* Task to complete:
Locate each line holding the string "Find" and copy it.

* Provided records:
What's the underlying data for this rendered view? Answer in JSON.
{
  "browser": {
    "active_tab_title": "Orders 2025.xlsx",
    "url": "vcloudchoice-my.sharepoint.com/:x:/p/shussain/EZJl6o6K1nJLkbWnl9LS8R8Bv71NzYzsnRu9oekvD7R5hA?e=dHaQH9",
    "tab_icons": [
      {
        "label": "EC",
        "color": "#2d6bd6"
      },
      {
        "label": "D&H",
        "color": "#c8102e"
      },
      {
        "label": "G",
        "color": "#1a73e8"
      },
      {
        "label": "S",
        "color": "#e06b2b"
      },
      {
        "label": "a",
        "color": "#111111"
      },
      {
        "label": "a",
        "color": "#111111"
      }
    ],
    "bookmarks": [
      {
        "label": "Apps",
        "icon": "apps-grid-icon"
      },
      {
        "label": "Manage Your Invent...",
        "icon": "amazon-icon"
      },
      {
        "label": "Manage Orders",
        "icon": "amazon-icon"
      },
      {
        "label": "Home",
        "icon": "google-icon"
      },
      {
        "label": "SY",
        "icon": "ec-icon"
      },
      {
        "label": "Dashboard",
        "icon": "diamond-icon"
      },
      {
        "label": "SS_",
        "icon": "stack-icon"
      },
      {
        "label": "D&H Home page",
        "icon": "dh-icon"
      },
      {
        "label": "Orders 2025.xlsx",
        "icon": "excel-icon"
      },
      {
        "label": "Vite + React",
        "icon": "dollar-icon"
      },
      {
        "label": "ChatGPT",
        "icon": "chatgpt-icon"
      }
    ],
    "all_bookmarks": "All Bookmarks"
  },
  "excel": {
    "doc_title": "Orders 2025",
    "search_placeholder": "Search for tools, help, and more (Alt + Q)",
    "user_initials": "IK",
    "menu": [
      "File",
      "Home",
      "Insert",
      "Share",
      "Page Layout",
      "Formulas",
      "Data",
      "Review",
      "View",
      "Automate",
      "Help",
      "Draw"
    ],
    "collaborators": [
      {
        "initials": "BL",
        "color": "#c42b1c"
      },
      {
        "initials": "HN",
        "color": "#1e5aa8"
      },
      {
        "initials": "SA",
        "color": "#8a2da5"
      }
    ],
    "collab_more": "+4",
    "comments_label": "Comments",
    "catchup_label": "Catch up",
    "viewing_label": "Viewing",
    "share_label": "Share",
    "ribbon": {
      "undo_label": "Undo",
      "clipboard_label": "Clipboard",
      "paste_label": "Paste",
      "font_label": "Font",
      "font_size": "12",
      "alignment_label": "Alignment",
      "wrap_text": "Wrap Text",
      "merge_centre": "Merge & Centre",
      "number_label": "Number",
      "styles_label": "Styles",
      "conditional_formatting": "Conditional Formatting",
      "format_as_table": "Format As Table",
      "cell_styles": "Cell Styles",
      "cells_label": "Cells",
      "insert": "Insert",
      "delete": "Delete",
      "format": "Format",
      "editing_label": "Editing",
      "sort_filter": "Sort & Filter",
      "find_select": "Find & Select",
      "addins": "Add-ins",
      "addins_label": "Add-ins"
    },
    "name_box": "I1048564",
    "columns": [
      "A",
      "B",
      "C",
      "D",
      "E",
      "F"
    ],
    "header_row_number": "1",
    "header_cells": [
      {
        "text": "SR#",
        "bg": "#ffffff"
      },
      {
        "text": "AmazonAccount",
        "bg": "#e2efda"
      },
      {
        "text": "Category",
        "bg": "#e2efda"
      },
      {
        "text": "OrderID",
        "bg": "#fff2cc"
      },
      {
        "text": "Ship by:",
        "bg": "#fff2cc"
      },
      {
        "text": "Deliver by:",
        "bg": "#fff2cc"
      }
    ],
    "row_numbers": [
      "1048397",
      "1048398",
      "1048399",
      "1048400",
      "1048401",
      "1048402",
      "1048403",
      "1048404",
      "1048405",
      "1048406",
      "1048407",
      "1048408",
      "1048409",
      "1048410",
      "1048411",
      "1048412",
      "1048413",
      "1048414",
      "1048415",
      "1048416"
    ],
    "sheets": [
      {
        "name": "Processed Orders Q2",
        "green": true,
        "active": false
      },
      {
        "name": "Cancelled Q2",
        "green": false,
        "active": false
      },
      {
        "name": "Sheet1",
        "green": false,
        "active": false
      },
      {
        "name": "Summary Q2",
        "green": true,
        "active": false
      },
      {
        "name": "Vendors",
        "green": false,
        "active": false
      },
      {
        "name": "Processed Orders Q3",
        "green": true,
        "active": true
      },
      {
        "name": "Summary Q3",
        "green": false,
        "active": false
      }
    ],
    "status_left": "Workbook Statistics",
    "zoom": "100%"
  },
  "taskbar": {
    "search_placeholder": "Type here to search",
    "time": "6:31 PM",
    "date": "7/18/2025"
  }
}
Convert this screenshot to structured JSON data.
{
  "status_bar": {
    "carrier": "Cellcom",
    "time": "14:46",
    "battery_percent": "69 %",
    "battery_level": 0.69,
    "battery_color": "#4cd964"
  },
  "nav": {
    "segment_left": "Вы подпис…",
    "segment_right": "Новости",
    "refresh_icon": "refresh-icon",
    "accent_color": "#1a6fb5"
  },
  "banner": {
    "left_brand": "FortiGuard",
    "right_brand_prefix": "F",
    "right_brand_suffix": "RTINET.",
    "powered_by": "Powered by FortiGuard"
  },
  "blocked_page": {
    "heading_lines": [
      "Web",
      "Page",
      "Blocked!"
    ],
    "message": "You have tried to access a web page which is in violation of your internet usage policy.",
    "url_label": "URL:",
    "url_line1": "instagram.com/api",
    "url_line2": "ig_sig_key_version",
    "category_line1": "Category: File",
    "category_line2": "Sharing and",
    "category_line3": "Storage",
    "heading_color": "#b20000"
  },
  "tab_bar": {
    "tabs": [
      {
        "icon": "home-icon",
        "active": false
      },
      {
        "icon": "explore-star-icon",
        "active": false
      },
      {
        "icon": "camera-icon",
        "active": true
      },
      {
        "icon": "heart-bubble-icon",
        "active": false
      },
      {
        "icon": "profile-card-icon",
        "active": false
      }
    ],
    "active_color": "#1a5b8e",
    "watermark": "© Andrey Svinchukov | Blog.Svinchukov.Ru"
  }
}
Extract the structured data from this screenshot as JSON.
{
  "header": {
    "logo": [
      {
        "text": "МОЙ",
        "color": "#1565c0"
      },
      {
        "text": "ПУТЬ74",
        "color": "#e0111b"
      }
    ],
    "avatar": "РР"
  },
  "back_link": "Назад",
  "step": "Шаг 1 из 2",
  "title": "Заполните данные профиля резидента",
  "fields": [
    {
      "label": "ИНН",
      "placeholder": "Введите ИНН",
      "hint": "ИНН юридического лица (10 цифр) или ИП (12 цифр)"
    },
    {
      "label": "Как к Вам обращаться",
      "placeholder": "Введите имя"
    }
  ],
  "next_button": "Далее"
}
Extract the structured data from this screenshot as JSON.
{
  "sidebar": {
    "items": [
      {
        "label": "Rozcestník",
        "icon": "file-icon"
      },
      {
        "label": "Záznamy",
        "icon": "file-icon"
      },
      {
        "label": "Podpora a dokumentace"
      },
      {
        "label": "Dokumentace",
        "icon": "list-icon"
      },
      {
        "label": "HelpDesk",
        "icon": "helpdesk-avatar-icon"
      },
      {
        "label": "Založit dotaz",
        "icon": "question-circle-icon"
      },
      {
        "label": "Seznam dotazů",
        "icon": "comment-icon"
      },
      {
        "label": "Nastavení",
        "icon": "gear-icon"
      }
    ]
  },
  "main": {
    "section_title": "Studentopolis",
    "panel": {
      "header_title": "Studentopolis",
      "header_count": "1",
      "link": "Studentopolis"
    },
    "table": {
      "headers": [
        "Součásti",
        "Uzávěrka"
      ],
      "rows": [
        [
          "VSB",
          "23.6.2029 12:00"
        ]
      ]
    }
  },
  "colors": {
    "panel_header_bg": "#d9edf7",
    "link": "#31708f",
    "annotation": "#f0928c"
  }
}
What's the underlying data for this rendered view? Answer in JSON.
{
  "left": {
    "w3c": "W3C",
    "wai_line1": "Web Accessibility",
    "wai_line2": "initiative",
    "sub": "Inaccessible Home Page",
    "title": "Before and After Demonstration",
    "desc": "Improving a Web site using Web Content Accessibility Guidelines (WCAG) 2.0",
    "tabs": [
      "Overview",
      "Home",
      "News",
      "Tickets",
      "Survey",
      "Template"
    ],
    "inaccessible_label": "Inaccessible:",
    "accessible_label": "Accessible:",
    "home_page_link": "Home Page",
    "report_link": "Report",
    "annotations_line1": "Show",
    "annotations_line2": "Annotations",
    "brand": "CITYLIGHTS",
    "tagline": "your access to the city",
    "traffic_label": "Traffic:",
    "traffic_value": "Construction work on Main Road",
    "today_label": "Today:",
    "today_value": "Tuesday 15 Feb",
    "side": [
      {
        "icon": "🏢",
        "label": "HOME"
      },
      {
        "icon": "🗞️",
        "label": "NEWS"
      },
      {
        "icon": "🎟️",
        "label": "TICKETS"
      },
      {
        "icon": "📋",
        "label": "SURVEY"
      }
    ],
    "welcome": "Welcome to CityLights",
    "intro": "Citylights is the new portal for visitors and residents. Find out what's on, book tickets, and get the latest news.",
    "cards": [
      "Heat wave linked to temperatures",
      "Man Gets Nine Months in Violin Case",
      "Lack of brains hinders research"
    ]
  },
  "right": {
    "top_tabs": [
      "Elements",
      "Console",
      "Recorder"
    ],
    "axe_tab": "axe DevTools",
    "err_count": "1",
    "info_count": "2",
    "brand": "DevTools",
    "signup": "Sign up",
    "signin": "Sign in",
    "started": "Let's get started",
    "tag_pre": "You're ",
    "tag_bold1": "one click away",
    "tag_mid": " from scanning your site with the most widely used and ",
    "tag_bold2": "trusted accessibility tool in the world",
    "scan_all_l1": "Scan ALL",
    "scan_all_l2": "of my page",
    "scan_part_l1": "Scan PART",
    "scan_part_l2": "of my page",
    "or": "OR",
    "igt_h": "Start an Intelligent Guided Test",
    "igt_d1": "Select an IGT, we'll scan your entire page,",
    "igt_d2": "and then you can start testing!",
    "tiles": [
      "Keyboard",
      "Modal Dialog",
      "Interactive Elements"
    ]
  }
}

* Result below:
      "find_select": "Find & Select",
    "intro": "Citylights is the new portal for visitors and residents. Find out what's on, book tickets, and get the latest news.",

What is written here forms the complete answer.